- Exercise: Copy out all of the material, matching it word for word.

— Start Data provided —

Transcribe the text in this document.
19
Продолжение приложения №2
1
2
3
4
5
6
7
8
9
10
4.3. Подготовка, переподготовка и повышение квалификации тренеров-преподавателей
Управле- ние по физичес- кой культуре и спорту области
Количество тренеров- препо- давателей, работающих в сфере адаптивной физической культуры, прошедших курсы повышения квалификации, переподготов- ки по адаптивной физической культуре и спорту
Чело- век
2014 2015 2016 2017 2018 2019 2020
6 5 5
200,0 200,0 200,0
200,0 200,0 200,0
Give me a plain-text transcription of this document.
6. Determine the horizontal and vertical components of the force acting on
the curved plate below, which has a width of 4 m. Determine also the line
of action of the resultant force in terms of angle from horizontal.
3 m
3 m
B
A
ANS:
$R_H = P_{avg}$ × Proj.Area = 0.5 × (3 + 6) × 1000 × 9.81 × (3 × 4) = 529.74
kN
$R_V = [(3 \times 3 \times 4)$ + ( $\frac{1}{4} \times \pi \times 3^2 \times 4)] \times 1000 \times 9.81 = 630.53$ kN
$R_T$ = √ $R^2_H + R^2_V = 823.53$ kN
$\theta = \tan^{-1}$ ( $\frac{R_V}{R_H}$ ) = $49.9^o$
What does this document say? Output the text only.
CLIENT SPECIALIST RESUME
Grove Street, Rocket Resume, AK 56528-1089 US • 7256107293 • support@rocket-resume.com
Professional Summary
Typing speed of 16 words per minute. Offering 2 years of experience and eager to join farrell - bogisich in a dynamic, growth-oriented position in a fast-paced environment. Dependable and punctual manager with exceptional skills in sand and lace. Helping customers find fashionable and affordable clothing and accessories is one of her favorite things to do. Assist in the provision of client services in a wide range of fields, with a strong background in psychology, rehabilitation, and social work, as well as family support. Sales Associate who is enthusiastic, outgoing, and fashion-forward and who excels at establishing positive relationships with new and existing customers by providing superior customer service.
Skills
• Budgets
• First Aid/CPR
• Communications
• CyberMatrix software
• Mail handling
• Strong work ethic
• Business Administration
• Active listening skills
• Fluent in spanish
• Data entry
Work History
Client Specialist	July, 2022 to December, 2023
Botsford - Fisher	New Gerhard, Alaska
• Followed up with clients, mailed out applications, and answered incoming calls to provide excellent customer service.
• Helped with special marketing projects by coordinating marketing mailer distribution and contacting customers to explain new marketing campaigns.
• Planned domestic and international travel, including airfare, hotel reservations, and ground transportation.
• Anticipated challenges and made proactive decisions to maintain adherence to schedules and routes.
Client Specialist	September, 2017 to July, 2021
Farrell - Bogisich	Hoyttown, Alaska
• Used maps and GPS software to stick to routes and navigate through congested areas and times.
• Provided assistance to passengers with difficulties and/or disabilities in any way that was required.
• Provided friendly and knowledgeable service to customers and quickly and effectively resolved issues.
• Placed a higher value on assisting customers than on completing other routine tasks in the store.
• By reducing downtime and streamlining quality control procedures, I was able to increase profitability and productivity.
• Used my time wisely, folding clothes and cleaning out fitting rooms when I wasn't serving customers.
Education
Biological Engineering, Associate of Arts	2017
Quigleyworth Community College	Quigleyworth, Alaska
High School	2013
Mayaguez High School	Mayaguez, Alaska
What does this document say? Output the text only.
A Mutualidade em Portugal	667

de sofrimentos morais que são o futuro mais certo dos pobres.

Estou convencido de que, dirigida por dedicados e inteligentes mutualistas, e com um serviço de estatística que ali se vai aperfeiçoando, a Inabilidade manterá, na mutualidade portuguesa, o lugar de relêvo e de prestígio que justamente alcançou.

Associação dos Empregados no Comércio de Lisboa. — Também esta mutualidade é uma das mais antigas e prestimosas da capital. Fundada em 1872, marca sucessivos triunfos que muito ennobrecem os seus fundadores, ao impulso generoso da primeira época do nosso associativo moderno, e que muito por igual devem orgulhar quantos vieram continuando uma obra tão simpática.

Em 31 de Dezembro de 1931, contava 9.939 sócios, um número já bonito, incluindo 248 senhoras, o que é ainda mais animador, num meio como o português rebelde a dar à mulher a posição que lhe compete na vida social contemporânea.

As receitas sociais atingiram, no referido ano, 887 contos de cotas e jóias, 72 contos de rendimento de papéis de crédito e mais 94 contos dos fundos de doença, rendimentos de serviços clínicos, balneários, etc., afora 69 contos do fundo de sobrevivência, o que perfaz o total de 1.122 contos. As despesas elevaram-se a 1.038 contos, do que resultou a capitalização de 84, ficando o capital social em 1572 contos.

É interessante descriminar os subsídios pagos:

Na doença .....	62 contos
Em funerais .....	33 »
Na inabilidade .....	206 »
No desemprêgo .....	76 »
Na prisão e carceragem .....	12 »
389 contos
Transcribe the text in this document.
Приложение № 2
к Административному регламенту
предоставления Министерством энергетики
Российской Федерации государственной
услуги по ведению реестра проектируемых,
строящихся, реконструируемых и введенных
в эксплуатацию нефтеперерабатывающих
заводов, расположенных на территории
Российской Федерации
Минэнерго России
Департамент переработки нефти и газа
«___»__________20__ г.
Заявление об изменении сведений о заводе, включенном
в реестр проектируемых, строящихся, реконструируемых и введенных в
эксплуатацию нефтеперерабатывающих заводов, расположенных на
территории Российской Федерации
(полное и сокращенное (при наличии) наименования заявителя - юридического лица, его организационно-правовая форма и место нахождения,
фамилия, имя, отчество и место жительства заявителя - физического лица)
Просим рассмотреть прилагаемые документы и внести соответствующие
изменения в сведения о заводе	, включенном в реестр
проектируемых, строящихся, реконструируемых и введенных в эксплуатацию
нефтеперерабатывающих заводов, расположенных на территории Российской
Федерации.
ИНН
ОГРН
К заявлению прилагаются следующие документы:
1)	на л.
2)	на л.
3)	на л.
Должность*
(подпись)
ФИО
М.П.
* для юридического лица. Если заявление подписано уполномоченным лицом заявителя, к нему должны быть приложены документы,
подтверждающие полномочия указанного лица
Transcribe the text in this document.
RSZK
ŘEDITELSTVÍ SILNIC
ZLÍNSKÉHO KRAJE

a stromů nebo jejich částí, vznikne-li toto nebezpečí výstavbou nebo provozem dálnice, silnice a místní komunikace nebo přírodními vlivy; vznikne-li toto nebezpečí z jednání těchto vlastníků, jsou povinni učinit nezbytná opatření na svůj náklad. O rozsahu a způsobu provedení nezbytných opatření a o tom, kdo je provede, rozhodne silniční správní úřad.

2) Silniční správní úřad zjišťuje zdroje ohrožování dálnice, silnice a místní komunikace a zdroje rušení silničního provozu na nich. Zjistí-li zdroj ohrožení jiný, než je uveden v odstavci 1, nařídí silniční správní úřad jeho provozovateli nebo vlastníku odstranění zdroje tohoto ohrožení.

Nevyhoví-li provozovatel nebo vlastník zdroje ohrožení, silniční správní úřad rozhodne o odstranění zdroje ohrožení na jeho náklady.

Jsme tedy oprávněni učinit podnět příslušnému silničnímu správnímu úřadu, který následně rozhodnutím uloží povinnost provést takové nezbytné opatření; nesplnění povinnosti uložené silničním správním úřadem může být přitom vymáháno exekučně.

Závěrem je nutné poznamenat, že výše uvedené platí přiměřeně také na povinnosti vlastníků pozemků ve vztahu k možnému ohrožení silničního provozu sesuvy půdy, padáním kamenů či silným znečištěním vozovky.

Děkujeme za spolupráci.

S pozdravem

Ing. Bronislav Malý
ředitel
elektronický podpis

— End Data provided —

- Task answer:
Transcribe the text in this document.
19
Продолжение приложения №2
1
2
3
4
5
6
7
8
9
10
4.3. Подготовка, переподготовка и повышение квалификации тренеров-преподавателей
Управле- ние по физичес- кой культуре и спорту области
Количество тренеров- препо- давателей, работающих в сфере адаптивной физической культуры, прошедших курсы повышения квалификации, переподготов- ки по адаптивной физической культуре и спорту
Чело- век
2014 2015 2016 2017 2018 2019 2020
6 5 5
200,0 200,0 200,0
200,0 200,0 200,0
Give me a plain-text transcription of this document.
6. Determine the horizontal and vertical components of the force acting on
the curved plate below, which has a width of 4 m. Determine also the line
of action of the resultant force in terms of angle from horizontal.
3 m
3 m
B
A
ANS:
$R_H = P_{avg}$ × Proj.Area = 0.5 × (3 + 6) × 1000 × 9.81 × (3 × 4) = 529.74
kN
$R_V = [(3 \times 3 \times 4)$ + ( $\frac{1}{4} \times \pi \times 3^2 \times 4)] \times 1000 \times 9.81 = 630.53$ kN
$R_T$ = √ $R^2_H + R^2_V = 823.53$ kN
$\theta = \tan^{-1}$ ( $\frac{R_V}{R_H}$ ) = $49.9^o$
What does this document say? Output the text only.
CLIENT SPECIALIST RESUME
Grove Street, Rocket Resume, AK 56528-1089 US • 7256107293 • support@rocket-resume.com
Professional Summary
Typing speed of 16 words per minute. Offering 2 years of experience and eager to join farrell - bogisich in a dynamic, growth-oriented position in a fast-paced environment. Dependable and punctual manager with exceptional skills in sand and lace. Helping customers find fashionable and affordable clothing and accessories is one of her favorite things to do. Assist in the provision of client services in a wide range of fields, with a strong background in psychology, rehabilitation, and social work, as well as family support. Sales Associate who is enthusiastic, outgoing, and fashion-forward and who excels at establishing positive relationships with new and existing customers by providing superior customer service.
Skills
• Budgets
• First Aid/CPR
• Communications
• CyberMatrix software
• Mail handling
• Strong work ethic
• Business Administration
• Active listening skills
• Fluent in spanish
• Data entry
Work History
Client Specialist	July, 2022 to December, 2023
Botsford - Fisher	New Gerhard, Alaska
• Followed up with clients, mailed out applications, and answered incoming calls to provide excellent customer service.
• Helped with special marketing projects by coordinating marketing mailer distribution and contacting customers to explain new marketing campaigns.
• Planned domestic and international travel, including airfare, hotel reservations, and ground transportation.
• Anticipated challenges and made proactive decisions to maintain adherence to schedules and routes.
Client Specialist	September, 2017 to July, 2021
Farrell - Bogisich	Hoyttown, Alaska
• Used maps and GPS software to stick to routes and navigate through congested areas and times.
• Provided assistance to passengers with difficulties and/or disabilities in any way that was required.
• Provided friendly and knowledgeable service to customers and quickly and effectively resolved issues.
• Placed a higher value on assisting customers than on completing other routine tasks in the store.
• By reducing downtime and streamlining quality control procedures, I was able to increase profitability and productivity.
• Used my time wisely, folding clothes and cleaning out fitting rooms when I wasn't serving customers.
Education
Biological Engineering, Associate of Arts	2017
Quigleyworth Community College	Quigleyworth, Alaska
High School	2013
Mayaguez High School	Mayaguez, Alaska
What does this document say? Output the text only.
A Mutualidade em Portugal	667

de sofrimentos morais que são o futuro mais certo dos pobres.

Estou convencido de que, dirigida por dedicados e inteligentes mutualistas, e com um serviço de estatística que ali se vai aperfeiçoando, a Inabilidade manterá, na mutualidade portuguesa, o lugar de relêvo e de prestígio que justamente alcançou.

Associação dos Empregados no Comércio de Lisboa. — Também esta mutualidade é uma das mais antigas e prestimosas da capital. Fundada em 1872, marca sucessivos triunfos que muito ennobrecem os seus fundadores, ao impulso generoso da primeira época do nosso associativo moderno, e que muito por igual devem orgulhar quantos vieram continuando uma obra tão simpática.

Em 31 de Dezembro de 1931, contava 9.939 sócios, um número já bonito, incluindo 248 senhoras, o que é ainda mais animador, num meio como o português rebelde a dar à mulher a posição que lhe compete na vida social contemporânea.

As receitas sociais atingiram, no referido ano, 887 contos de cotas e jóias, 72 contos de rendimento de papéis de crédito e mais 94 contos dos fundos de doença, rendimentos de serviços clínicos, balneários, etc., afora 69 contos do fundo de sobrevivência, o que perfaz o total de 1.122 contos. As despesas elevaram-se a 1.038 contos, do que resultou a capitalização de 84, ficando o capital social em 1572 contos.

É interessante descriminar os subsídios pagos:

Na doença .....	62 contos
Em funerais .....	33 »
Na inabilidade .....	206 »
No desemprêgo .....	76 »
Na prisão e carceragem .....	12 »
389 contos
Transcribe the text in this document.
Приложение № 2
к Административному регламенту
предоставления Министерством энергетики
Российской Федерации государственной
услуги по ведению реестра проектируемых,
строящихся, реконструируемых и введенных
в эксплуатацию нефтеперерабатывающих
заводов, расположенных на территории
Российской Федерации
Минэнерго России
Департамент переработки нефти и газа
«___»__________20__ г.
Заявление об изменении сведений о заводе, включенном
в реестр проектируемых, строящихся, реконструируемых и введенных в
эксплуатацию нефтеперерабатывающих заводов, расположенных на
территории Российской Федерации
(полное и сокращенное (при наличии) наименования заявителя - юридического лица, его организационно-правовая форма и место нахождения,
фамилия, имя, отчество и место жительства заявителя - физического лица)
Просим рассмотреть прилагаемые документы и внести соответствующие
изменения в сведения о заводе	, включенном в реестр
проектируемых, строящихся, реконструируемых и введенных в эксплуатацию
нефтеперерабатывающих заводов, расположенных на территории Российской
Федерации.
ИНН
ОГРН
К заявлению прилагаются следующие документы:
1)	на л.
2)	на л.
3)	на л.
Должность*
(подпись)
ФИО
М.П.
* для юридического лица. Если заявление подписано уполномоченным лицом заявителя, к нему должны быть приложены документы,
подтверждающие полномочия указанного лица
Transcribe the text in this document.
RSZK
ŘEDITELSTVÍ SILNIC
ZLÍNSKÉHO KRAJE

a stromů nebo jejich částí, vznikne-li toto nebezpečí výstavbou nebo provozem dálnice, silnice a místní komunikace nebo přírodními vlivy; vznikne-li toto nebezpečí z jednání těchto vlastníků, jsou povinni učinit nezbytná opatření na svůj náklad. O rozsahu a způsobu provedení nezbytných opatření a o tom, kdo je provede, rozhodne silniční správní úřad.

2) Silniční správní úřad zjišťuje zdroje ohrožování dálnice, silnice a místní komunikace a zdroje rušení silničního provozu na nich. Zjistí-li zdroj ohrožení jiný, než je uveden v odstavci 1, nařídí silniční správní úřad jeho provozovateli nebo vlastníku odstranění zdroje tohoto ohrožení.

Nevyhoví-li provozovatel nebo vlastník zdroje ohrožení, silniční správní úřad rozhodne o odstranění zdroje ohrožení na jeho náklady.

Jsme tedy oprávněni učinit podnět příslušnému silničnímu správnímu úřadu, který následně rozhodnutím uloží povinnost provést takové nezbytné opatření; nesplnění povinnosti uložené silničním správním úřadem může být přitom vymáháno exekučně.

Závěrem je nutné poznamenat, že výše uvedené platí přiměřeně také na povinnosti vlastníků pozemků ve vztahu k možnému ohrožení silničního provozu sesuvy půdy, padáním kamenů či silným znečištěním vozovky.

Děkujeme za spolupráci.

S pozdravem

Ing. Bronislav Malý
ředitel
elektronický podpis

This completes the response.